STATED EXERCISE.
Render every entry verbatim.

>> Start EXTRACTED ENTRIES

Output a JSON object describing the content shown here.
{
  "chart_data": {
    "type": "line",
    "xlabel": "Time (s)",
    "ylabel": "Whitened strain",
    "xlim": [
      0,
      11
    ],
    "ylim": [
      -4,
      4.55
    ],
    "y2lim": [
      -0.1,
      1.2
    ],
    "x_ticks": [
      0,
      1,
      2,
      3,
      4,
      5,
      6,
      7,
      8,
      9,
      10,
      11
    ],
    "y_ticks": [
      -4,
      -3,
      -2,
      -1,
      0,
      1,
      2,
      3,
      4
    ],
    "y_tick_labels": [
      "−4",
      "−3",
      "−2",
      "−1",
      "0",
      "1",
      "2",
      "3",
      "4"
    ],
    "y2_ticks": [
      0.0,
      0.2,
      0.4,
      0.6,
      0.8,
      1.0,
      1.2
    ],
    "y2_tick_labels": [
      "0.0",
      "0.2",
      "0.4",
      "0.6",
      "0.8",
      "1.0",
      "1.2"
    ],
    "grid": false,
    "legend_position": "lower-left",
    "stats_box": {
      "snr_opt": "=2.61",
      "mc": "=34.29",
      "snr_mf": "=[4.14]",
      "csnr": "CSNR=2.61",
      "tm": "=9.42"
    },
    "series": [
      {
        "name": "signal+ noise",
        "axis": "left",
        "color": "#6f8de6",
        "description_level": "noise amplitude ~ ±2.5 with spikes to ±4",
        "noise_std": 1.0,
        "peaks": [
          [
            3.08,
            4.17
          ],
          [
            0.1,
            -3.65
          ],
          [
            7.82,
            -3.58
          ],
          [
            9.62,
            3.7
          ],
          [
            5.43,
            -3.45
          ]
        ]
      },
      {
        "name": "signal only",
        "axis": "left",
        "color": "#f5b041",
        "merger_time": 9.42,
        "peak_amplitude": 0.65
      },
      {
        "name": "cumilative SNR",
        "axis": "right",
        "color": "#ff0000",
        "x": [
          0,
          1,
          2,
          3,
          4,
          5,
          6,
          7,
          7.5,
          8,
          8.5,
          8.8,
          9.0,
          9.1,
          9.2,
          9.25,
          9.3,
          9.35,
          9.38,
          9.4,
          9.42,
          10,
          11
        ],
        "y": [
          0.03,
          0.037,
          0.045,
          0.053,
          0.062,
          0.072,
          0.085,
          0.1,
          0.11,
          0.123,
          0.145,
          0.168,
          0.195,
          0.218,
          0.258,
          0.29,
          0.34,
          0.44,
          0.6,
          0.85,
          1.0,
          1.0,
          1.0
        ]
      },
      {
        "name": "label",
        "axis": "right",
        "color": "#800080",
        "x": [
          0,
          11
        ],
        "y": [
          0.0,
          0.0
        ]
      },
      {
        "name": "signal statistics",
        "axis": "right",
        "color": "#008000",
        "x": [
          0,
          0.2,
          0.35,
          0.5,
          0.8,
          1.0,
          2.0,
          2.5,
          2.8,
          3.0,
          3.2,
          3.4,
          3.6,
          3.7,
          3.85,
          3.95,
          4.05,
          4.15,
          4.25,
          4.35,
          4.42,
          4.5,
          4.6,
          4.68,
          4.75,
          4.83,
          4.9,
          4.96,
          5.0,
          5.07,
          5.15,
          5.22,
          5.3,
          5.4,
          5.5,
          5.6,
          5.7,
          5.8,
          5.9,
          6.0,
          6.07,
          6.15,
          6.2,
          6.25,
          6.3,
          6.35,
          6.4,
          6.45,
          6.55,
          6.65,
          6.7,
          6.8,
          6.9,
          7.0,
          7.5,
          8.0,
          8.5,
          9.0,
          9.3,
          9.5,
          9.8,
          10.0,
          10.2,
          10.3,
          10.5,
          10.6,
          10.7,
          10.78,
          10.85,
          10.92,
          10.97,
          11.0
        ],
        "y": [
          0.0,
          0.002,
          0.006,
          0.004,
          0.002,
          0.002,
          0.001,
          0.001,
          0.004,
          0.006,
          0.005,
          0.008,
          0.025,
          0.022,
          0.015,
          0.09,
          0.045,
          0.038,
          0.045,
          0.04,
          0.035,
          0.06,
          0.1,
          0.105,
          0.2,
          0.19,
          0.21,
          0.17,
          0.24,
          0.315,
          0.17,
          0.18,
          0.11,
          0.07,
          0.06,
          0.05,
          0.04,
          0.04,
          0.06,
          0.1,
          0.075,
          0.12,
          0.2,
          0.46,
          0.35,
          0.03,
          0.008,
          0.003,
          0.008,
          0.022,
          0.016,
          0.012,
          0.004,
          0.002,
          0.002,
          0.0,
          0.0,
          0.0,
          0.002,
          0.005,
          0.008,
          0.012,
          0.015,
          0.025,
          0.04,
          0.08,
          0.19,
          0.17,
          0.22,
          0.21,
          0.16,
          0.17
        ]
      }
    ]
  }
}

>> End EXTRACTED ENTRIES

REPLY.
Output a JSON object describing the content shown here.
{
  "chart_data": {
    "type": "line",
    "xlabel": "Time (s)",
    "ylabel": "Whitened strain",
    "xlim": [
      0,
      11
    ],
    "ylim": [
      -4,
      4.55
    ],
    "y2lim": [
      -0.1,
      1.2
    ],
    "x_ticks": [
      0,
      1,
      2,
      3,
      4,
      5,
      6,
      7,
      8,
      9,
      10,
      11
    ],
    "y_ticks": [
      -4,
      -3,
      -2,
      -1,
      0,
      1,
      2,
      3,
      4
    ],
    "y_tick_labels": [
      "−4",
      "−3",
      "−2",
      "−1",
      "0",
      "1",
      "2",
      "3",
      "4"
    ],
    "y2_ticks": [
      0.0,
      0.2,
      0.4,
      0.6,
      0.8,
      1.0,
      1.2
    ],
    "y2_tick_labels": [
      "0.0",
      "0.2",
      "0.4",
      "0.6",
      "0.8",
      "1.0",
      "1.2"
    ],
    "grid": false,
    "legend_position": "lower-left",
    "stats_box": {
      "snr_opt": "=2.61",
      "mc": "=34.29",
      "snr_mf": "=[4.14]",
      "csnr": "CSNR=2.61",
      "tm": "=9.42"
    },
    "series": [
      {
        "name": "signal+ noise",
        "axis": "left",
        "color": "#6f8de6",
        "description_level": "noise amplitude ~ ±2.5 with spikes to ±4",
        "noise_std": 1.0,
        "peaks": [
          [
            3.08,
            4.17
          ],
          [
            0.1,
            -3.65
          ],
          [
            7.82,
            -3.58
          ],
          [
            9.62,
            3.7
          ],
          [
            5.43,
            -3.45
          ]
        ]
      },
      {
        "name": "signal only",
        "axis": "left",
        "color": "#f5b041",
        "merger_time": 9.42,
        "peak_amplitude": 0.65
      },
      {
        "name": "cumilative SNR",
        "axis": "right",
        "color": "#ff0000",
        "x": [
          0,
          1,
          2,
          3,
          4,
          5,
          6,
          7,
          7.5,
          8,
          8.5,
          8.8,
          9.0,
          9.1,
          9.2,
          9.25,
          9.3,
          9.35,
          9.38,
          9.4,
          9.42,
          10,
          11
        ],
        "y": [
          0.03,
          0.037,
          0.045,
          0.053,
          0.062,
          0.072,
          0.085,
          0.1,
          0.11,
          0.123,
          0.145,
          0.168,
          0.195,
          0.218,
          0.258,
          0.29,
          0.34,
          0.44,
          0.6,
          0.85,
          1.0,
          1.0,
          1.0
        ]
      },
      {
        "name": "label",
        "axis": "right",
        "color": "#800080",
        "x": [
          0,
          11
        ],
        "y": [
          0.0,
          0.0
        ]
      },
      {
        "name": "signal statistics",
        "axis": "right",
        "color": "#008000",
        "x": [
          0,
          0.2,
          0.35,
          0.5,
          0.8,
          1.0,
          2.0,
          2.5,
          2.8,
          3.0,
          3.2,
          3.4,
          3.6,
          3.7,
          3.85,
          3.95,
          4.05,
          4.15,
          4.25,
          4.35,
          4.42,
          4.5,
          4.6,
          4.68,
          4.75,
          4.83,
          4.9,
          4.96,
          5.0,
          5.07,
          5.15,
          5.22,
          5.3,
          5.4,
          5.5,
          5.6,
          5.7,
          5.8,
          5.9,
          6.0,
          6.07,
          6.15,
          6.2,
          6.25,
          6.3,
          6.35,
          6.4,
          6.45,
          6.55,
          6.65,
          6.7,
          6.8,
          6.9,
          7.0,
          7.5,
          8.0,
          8.5,
          9.0,
          9.3,
          9.5,
          9.8,
          10.0,
          10.2,
          10.3,
          10.5,
          10.6,
          10.7,
          10.78,
          10.85,
          10.92,
          10.97,
          11.0
        ],
        "y": [
          0.0,
          0.002,
          0.006,
          0.004,
          0.002,
          0.002,
          0.001,
          0.001,
          0.004,
          0.006,
          0.005,
          0.008,
          0.025,
          0.022,
          0.015,
          0.09,
          0.045,
          0.038,
          0.045,
          0.04,
          0.035,
          0.06,
          0.1,
          0.105,
          0.2,
          0.19,
          0.21,
          0.17,
          0.24,
          0.315,
          0.17,
          0.18,
          0.11,
          0.07,
          0.06,
          0.05,
          0.04,
          0.04,
          0.06,
          0.1,
          0.075,
          0.12,
          0.2,
          0.46,
          0.35,
          0.03,
          0.008,
          0.003,
          0.008,
          0.022,
          0.016,
          0.012,
          0.004,
          0.002,
          0.002,
          0.0,
          0.0,
          0.0,
          0.002,
          0.005,
          0.008,
          0.012,
          0.015,
          0.025,
          0.04,
          0.08,
          0.19,
          0.17,
          0.22,
          0.21,
          0.16,
          0.17
        ]
      }
    ]
  }
}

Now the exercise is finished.